begin Data provided

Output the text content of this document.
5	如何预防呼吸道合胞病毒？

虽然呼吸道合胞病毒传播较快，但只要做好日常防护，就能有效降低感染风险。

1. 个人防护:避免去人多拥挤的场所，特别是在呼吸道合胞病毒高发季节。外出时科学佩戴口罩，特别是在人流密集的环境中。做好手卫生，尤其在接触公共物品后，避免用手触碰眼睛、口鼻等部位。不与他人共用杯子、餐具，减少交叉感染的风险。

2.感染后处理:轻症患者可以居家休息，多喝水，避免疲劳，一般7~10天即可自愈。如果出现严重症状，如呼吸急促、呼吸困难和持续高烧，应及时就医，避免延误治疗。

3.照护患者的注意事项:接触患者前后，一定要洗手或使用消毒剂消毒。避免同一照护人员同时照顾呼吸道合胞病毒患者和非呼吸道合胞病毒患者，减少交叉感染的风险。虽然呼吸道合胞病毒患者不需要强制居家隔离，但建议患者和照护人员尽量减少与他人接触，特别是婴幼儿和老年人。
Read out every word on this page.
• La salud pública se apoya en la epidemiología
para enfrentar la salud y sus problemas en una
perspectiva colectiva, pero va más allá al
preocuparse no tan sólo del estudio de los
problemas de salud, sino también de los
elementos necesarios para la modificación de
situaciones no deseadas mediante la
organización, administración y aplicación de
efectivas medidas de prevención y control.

end Data provided

Reproduce the material precisely, including every line.

**Solution to the exercise:**
Output the text content of this document.
5	如何预防呼吸道合胞病毒？

虽然呼吸道合胞病毒传播较快，但只要做好日常防护，就能有效降低感染风险。

1. 个人防护:避免去人多拥挤的场所，特别是在呼吸道合胞病毒高发季节。外出时科学佩戴口罩，特别是在人流密集的环境中。做好手卫生，尤其在接触公共物品后，避免用手触碰眼睛、口鼻等部位。不与他人共用杯子、餐具，减少交叉感染的风险。

2.感染后处理:轻症患者可以居家休息，多喝水，避免疲劳，一般7~10天即可自愈。如果出现严重症状，如呼吸急促、呼吸困难和持续高烧，应及时就医，避免延误治疗。

3.照护患者的注意事项:接触患者前后，一定要洗手或使用消毒剂消毒。避免同一照护人员同时照顾呼吸道合胞病毒患者和非呼吸道合胞病毒患者，减少交叉感染的风险。虽然呼吸道合胞病毒患者不需要强制居家隔离，但建议患者和照护人员尽量减少与他人接触，特别是婴幼儿和老年人。
Read out every word on this page.
• La salud pública se apoya en la epidemiología
para enfrentar la salud y sus problemas en una
perspectiva colectiva, pero va más allá al
preocuparse no tan sólo del estudio de los
problemas de salud, sino también de los
elementos necesarios para la modificación de
situaciones no deseadas mediante la
organización, administración y aplicación de
efectivas medidas de prevención y control.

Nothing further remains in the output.